(Saved entries)

-- begin --

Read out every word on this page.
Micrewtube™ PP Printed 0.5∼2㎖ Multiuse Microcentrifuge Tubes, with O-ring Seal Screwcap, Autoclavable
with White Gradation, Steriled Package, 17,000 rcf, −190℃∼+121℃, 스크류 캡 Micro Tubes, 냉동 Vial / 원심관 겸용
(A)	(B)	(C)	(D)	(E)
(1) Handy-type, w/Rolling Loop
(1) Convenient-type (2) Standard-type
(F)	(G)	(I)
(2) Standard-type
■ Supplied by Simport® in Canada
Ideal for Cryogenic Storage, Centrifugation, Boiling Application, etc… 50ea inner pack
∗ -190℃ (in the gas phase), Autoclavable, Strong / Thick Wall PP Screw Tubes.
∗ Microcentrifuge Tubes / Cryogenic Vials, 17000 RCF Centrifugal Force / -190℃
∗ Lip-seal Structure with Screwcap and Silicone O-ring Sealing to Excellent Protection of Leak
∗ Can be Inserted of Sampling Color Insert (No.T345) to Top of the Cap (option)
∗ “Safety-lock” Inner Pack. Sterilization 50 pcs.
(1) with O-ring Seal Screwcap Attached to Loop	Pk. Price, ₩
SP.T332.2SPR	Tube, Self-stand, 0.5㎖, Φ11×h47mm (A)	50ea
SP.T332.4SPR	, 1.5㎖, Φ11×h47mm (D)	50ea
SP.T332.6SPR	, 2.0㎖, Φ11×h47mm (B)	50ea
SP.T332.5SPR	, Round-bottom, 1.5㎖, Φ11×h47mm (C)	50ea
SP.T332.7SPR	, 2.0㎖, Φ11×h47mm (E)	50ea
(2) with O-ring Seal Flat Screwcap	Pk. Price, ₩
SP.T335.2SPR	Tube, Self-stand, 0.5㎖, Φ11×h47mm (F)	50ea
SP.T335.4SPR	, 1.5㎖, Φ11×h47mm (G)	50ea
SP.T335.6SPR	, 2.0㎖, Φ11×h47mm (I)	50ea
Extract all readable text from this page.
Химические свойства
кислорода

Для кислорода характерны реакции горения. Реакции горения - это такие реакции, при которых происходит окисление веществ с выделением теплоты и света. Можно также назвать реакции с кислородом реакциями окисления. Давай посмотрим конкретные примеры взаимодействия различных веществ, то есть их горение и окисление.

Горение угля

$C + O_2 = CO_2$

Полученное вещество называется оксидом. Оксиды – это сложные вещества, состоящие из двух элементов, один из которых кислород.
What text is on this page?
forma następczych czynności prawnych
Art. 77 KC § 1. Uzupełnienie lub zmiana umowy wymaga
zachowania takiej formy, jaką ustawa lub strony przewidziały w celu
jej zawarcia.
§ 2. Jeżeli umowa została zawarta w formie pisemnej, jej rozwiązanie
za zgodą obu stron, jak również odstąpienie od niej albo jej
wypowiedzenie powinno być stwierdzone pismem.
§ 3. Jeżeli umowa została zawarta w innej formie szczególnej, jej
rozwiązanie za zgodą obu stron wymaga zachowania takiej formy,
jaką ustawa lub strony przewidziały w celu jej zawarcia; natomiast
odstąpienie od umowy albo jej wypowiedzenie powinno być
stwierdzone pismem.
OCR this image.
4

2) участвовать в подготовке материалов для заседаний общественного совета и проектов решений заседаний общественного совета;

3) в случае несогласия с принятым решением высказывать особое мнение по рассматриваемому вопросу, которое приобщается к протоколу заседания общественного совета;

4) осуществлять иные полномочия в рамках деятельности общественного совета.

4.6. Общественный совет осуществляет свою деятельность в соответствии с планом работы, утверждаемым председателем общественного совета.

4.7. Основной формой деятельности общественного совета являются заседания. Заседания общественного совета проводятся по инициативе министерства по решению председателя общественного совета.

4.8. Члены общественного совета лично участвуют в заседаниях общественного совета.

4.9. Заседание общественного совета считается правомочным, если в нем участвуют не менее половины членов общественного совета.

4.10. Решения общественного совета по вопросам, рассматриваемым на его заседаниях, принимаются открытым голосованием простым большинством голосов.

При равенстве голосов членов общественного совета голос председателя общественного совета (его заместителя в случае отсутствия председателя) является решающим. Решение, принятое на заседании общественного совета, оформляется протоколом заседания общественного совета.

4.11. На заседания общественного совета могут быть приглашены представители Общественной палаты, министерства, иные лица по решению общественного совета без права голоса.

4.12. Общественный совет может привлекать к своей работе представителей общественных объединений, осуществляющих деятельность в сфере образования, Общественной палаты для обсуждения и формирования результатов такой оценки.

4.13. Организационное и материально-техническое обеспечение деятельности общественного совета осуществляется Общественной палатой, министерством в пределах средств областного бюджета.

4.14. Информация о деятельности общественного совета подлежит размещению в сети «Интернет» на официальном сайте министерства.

-- end --

* **DO THIS**
Collect every line with the string "pismem" from the records, and copy each.

* **COMPLETE RESPONSE**
wypowiedzenie powinno być stwierdzone pismem.
stwierdzone pismem.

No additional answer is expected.